SUPPLIED ENTRIES ::
____________________

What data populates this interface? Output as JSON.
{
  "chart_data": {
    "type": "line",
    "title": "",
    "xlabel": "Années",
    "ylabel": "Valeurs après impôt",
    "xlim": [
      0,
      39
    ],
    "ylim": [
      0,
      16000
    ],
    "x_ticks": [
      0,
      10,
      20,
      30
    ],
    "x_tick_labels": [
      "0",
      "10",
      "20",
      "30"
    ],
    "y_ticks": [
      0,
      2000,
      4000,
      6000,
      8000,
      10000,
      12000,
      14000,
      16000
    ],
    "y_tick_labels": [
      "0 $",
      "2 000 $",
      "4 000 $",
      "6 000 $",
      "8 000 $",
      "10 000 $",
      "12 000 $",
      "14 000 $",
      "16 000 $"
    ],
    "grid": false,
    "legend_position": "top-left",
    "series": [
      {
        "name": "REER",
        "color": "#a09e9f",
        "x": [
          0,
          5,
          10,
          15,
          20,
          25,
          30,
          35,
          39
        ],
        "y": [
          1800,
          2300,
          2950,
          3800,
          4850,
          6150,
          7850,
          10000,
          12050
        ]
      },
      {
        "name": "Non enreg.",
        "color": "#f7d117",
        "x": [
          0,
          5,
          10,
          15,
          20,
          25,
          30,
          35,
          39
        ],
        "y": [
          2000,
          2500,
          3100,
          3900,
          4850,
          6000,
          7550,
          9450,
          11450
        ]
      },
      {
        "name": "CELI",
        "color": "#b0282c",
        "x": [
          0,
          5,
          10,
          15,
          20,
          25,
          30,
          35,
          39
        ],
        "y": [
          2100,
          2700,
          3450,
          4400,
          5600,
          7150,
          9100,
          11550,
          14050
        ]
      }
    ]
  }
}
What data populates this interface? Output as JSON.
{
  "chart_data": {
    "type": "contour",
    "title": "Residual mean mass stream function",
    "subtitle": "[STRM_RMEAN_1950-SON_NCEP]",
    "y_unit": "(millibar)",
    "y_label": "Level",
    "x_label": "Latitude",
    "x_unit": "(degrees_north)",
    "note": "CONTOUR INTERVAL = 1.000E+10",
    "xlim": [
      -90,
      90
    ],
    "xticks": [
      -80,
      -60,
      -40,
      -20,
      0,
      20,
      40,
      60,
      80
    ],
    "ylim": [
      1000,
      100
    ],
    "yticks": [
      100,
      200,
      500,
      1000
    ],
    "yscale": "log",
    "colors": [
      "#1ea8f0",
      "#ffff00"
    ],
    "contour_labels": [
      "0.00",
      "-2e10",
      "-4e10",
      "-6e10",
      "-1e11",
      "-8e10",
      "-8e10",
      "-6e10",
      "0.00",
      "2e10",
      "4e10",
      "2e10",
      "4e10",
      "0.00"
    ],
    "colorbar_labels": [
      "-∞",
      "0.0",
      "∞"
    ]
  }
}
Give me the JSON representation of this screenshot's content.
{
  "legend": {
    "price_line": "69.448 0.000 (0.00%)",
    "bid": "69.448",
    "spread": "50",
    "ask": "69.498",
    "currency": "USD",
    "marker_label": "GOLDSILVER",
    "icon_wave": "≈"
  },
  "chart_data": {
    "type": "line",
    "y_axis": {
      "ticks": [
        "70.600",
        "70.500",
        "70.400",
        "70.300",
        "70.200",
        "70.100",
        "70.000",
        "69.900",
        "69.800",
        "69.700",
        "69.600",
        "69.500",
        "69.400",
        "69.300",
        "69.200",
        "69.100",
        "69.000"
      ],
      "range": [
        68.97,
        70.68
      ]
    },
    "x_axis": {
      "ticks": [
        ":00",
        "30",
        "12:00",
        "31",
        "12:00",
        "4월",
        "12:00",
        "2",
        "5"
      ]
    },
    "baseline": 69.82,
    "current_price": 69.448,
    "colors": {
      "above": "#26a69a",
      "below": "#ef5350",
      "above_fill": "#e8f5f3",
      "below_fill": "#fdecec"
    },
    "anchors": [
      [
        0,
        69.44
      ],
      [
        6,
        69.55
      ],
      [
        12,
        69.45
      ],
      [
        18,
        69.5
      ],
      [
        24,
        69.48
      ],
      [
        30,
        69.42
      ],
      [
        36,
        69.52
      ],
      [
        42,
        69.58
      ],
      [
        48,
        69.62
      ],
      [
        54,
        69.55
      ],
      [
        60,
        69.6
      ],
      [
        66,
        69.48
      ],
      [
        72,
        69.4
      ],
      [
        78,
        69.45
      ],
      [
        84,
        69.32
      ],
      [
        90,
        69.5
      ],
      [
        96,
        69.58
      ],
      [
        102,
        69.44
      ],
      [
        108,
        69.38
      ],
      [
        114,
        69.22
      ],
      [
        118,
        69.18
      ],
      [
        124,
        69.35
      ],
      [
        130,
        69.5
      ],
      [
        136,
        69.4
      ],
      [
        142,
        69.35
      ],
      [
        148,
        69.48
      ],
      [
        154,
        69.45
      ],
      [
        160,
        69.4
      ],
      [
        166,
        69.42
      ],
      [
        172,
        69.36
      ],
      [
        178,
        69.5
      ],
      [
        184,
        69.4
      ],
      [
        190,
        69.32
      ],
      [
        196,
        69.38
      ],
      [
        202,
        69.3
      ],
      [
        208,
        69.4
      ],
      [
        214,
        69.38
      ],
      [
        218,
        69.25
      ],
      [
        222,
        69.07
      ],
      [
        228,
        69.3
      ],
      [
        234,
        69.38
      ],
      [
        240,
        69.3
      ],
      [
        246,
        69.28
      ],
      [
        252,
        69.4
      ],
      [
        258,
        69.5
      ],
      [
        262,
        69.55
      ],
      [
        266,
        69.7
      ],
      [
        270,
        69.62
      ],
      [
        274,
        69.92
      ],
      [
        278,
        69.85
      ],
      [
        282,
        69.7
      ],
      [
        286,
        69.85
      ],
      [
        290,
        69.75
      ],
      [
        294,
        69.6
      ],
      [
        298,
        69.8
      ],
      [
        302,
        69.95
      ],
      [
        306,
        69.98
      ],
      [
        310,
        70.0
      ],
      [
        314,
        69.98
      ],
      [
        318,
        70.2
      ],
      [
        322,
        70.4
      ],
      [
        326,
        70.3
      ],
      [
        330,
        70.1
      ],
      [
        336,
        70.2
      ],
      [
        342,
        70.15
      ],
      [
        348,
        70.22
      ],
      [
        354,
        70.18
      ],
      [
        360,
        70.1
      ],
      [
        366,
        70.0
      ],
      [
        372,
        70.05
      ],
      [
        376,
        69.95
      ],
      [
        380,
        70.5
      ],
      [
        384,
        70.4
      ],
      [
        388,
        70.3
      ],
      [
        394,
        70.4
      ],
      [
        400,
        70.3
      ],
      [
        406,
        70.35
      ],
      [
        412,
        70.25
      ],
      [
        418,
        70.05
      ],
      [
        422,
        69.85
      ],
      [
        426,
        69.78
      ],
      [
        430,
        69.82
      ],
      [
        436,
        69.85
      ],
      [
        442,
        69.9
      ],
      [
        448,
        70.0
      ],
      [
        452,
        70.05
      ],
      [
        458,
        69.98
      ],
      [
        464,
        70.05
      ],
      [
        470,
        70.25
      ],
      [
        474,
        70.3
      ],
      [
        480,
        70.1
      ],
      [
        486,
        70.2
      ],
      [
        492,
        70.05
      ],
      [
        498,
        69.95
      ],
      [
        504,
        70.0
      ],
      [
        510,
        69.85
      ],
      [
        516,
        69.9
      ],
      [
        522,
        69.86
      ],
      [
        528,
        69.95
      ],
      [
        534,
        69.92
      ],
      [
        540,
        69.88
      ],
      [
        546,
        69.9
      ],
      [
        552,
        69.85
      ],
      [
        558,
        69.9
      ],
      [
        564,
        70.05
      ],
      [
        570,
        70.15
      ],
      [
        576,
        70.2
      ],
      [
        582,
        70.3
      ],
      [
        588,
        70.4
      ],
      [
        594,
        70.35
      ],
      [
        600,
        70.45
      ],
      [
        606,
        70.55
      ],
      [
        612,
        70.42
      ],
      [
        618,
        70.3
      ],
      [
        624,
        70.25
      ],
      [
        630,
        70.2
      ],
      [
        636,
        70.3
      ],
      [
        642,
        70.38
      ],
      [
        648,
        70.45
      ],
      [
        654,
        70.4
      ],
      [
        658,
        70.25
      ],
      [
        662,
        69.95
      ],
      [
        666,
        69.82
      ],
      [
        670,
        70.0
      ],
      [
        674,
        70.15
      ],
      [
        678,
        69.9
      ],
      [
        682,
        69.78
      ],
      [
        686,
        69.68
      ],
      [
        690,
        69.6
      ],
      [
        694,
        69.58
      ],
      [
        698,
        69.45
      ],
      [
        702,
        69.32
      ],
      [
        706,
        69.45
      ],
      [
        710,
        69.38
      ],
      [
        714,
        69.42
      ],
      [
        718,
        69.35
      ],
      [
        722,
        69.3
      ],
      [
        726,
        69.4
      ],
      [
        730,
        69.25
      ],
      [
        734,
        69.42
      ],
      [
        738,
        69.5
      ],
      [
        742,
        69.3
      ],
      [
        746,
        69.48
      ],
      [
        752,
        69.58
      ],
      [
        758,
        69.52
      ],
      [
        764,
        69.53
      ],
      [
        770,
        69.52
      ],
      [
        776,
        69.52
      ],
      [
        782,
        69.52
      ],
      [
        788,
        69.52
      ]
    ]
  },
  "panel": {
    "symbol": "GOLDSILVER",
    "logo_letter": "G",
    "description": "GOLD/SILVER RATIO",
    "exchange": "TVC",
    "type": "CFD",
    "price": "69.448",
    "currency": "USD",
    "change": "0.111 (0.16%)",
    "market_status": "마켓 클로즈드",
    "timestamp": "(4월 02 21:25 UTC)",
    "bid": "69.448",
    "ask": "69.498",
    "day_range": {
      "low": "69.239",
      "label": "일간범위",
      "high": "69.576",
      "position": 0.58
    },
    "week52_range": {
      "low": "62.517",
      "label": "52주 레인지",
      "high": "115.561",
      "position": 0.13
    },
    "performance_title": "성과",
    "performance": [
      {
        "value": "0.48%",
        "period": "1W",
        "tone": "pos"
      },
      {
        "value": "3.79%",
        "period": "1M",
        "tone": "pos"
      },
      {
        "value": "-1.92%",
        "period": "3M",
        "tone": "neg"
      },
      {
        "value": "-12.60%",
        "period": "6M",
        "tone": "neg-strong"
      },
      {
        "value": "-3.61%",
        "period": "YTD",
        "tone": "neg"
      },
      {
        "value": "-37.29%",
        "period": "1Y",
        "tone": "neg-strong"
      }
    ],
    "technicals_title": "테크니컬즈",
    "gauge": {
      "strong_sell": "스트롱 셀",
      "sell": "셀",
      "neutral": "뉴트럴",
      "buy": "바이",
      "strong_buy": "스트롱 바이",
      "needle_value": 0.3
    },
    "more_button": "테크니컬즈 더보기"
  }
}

____________________

JOB :: From the records, copy every line that has the string "type" in it.

SOLUTION FOR THIS PROBLEM ::
    "type": "line",
    "type": "contour",
    "type": "line",
    "type": "CFD",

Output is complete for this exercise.